B) Fixar como orçamento para a realização das obras aquele que foi apresentado pela R..., S.A., nº ...9, com as correcções constantes do orçamento nº 608A/19, no montante de €279 099,30, IVA incluído;

C) Seja colocada à ordem deste Tribunal até ao valor do orçamento referido, a caução composta pela apólice seguro-caução contrato ...01 emitida pela Companhia de Seguros A... S.A., indicada no Alvará de Loteamento nº ...0, emitido pela CÂMARA MUNICIPAL ..., com o intuito de responder pelas despesas com as obras de urbanização até ao limite do orçamento;

D) Na falta ou insuficiência da caução, os custos serão suportados pelo Município de ....

E) Decretar que a CÂMARA MUNICIPAL ... emita Alvará para a execução de obras por terceiro.

Sem custas– cf. nº 6 do artº 85º do RJUE.
(…)”

4. Com a data de 18.11.2021 foi proferido o seguinte despacho, pelo Tribunal Administrativo e Fiscal do Porto (ver despacho no SITAF):

“(…)
Em cumprimento da sentença proferida nos presentes autos, oficie a Companhia de Seguros A... S.A., para, no prazo de 10 dias, executando o seguro caução junto aos presentes autos, converter o valor de EUR 279.099,30 (duzentos e setenta e nove mil e noventa e nove euros e trinta cêntimos) em Documento Único de Cobrança e juntar o respetivo comprovativo aos presentes autos no prazo de 5 dias posteriores à data do pagamento, nos termos previstos nos arts. 9.º, n.º 1, 18.º e 22.º, n.º 3, da Portaria n.º 419-A/2009, de 17 de abril.

Para cabal esclarecimento, junte cópia da sentença a fls. 221 e ss dos autos, bem como cópia da declaração de seguro caução junta aos autos.
*

Simultaneamente, com a notificação do presente despacho, advirta o Município de ..., aqui Requerido, de que, ao abrigo do art. 167.º, n.º 4, do CPTA, fica obrigado a cooperar com a Companhia de Seguros no sentido da execução do despacho precedente, caso se venha a revelar necessário diligenciar alguma formalidade adicional (cfr. Ac. do TCAN de 20.12.2019, proc. n.º 02824/18.3BEBRG, no sentido da aplicação das normas do CPTA ao meio processual previsto no art. 85.º do RJUE).
*

Uma vez que o despacho de 15.09.2021, a fls. 340 dos autos, fica desprovido de efeito face ao despacho que antecede, notifique o Requerido para, no prazo de 5 dias, se pronunciar quanto à perda de interesse no recurso apresentado a fls. 371 e ss.

__Dados das tarefas__
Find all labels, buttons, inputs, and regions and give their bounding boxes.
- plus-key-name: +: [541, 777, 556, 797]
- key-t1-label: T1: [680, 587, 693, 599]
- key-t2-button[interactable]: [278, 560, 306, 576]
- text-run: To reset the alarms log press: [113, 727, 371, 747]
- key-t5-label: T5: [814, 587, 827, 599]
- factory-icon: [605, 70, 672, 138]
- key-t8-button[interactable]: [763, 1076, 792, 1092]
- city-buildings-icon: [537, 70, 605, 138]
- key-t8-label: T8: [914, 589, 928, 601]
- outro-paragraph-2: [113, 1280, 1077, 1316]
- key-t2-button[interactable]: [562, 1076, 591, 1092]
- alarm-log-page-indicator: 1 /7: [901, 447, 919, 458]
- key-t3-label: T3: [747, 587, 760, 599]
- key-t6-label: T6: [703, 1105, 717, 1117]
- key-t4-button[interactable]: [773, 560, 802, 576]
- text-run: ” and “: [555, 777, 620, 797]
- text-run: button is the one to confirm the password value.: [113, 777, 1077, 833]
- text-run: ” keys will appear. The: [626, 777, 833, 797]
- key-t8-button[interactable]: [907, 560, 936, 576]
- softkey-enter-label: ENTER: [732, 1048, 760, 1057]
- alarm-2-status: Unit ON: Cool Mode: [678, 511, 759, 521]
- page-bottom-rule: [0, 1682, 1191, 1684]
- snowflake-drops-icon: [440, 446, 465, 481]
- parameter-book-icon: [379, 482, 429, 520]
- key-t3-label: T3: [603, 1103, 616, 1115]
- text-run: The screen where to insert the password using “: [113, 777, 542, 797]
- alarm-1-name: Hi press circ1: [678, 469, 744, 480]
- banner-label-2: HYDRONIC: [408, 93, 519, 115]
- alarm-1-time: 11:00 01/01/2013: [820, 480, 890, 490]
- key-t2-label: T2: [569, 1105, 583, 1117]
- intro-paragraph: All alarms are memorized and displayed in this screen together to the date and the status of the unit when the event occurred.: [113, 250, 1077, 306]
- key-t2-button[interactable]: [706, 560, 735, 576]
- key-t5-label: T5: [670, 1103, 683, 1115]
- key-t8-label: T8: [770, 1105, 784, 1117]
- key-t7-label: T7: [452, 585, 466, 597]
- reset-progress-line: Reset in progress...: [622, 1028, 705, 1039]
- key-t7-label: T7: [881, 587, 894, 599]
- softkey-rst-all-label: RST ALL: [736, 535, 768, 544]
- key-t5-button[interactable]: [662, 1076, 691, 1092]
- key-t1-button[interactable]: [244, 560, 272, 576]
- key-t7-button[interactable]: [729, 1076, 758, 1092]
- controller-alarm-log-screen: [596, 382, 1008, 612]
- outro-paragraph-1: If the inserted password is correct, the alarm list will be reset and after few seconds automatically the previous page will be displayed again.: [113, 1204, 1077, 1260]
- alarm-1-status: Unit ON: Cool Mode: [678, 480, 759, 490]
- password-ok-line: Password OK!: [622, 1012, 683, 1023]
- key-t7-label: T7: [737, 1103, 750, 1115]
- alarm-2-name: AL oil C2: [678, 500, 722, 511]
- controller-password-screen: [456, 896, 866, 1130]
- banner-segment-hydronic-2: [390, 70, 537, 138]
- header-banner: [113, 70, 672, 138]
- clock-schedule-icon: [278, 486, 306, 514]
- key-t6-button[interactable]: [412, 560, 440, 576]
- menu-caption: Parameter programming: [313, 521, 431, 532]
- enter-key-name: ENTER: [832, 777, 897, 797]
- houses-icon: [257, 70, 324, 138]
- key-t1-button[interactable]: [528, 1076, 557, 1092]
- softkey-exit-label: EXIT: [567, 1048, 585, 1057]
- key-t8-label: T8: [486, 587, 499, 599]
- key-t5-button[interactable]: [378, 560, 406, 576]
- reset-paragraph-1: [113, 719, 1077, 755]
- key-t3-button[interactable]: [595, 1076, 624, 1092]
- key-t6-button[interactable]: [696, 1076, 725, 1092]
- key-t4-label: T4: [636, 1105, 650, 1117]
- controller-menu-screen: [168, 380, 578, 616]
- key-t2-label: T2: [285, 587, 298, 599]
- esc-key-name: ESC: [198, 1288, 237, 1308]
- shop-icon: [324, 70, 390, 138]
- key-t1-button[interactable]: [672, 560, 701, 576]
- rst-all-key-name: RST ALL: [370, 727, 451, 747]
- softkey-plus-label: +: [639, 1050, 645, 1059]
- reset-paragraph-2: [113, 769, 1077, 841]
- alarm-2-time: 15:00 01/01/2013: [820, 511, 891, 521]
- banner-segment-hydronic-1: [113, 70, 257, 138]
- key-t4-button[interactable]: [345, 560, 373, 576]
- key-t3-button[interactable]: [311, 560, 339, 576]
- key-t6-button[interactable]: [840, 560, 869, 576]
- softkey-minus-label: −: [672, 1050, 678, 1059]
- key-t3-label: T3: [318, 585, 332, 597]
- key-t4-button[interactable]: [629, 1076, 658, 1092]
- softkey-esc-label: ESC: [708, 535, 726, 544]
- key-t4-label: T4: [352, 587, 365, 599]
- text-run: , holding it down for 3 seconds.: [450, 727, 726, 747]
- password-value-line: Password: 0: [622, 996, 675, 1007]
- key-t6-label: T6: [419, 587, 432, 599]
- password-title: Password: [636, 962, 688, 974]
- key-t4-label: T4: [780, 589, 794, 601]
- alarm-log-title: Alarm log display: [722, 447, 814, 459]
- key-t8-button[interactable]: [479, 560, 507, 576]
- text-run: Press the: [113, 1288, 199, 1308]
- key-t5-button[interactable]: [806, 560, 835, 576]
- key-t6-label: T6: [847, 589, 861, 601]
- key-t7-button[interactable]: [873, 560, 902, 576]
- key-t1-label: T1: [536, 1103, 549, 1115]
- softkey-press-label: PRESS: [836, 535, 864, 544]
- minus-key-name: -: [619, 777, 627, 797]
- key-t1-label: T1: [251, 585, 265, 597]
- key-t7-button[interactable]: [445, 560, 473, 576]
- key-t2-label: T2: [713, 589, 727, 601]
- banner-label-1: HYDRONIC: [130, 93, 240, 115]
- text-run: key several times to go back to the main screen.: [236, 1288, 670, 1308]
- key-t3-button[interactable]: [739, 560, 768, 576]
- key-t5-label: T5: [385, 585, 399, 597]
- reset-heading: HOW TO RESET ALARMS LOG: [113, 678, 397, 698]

__Tarefas do exercício__
1. No excerto, qual é o montante do orçamento fixado para a realização das obras?
2. Por favor, reescreve sem qualquer alteração as linhas dos registos desde o início até à linha que contém "- key-t2-label: T2: [569, 1105, 583, 1117]", inclusive.

__Respostas__
1. €279 099,30, IVA incluído.

2.
Find all labels, buttons, inputs, and regions and give their bounding boxes.
- plus-key-name: +: [541, 777, 556, 797]
- key-t1-label: T1: [680, 587, 693, 599]
- key-t2-button[interactable]: [278, 560, 306, 576]
- text-run: To reset the alarms log press: [113, 727, 371, 747]
- key-t5-label: T5: [814, 587, 827, 599]
- factory-icon: [605, 70, 672, 138]
- key-t8-button[interactable]: [763, 1076, 792, 1092]
- city-buildings-icon: [537, 70, 605, 138]
- key-t8-label: T8: [914, 589, 928, 601]
- outro-paragraph-2: [113, 1280, 1077, 1316]
- key-t2-button[interactable]: [562, 1076, 591, 1092]
- alarm-log-page-indicator: 1 /7: [901, 447, 919, 458]
- key-t3-label: T3: [747, 587, 760, 599]
- key-t6-label: T6: [703, 1105, 717, 1117]
- key-t4-button[interactable]: [773, 560, 802, 576]
- text-run: ” and “: [555, 777, 620, 797]
- text-run: button is the one to confirm the password value.: [113, 777, 1077, 833]
- text-run: ” keys will appear. The: [626, 777, 833, 797]
- key-t8-button[interactable]: [907, 560, 936, 576]
- softkey-enter-label: ENTER: [732, 1048, 760, 1057]
- alarm-2-status: Unit ON: Cool Mode: [678, 511, 759, 521]
- page-bottom-rule: [0, 1682, 1191, 1684]
- snowflake-drops-icon: [440, 446, 465, 481]
- parameter-book-icon: [379, 482, 429, 520]
- key-t3-label: T3: [603, 1103, 616, 1115]
- text-run: The screen where to insert the password using “: [113, 777, 542, 797]
- alarm-1-name: Hi press circ1: [678, 469, 744, 480]
- banner-label-2: HYDRONIC: [408, 93, 519, 115]
- alarm-1-time: 11:00 01/01/2013: [820, 480, 890, 490]
- key-t2-label: T2: [569, 1105, 583, 1117]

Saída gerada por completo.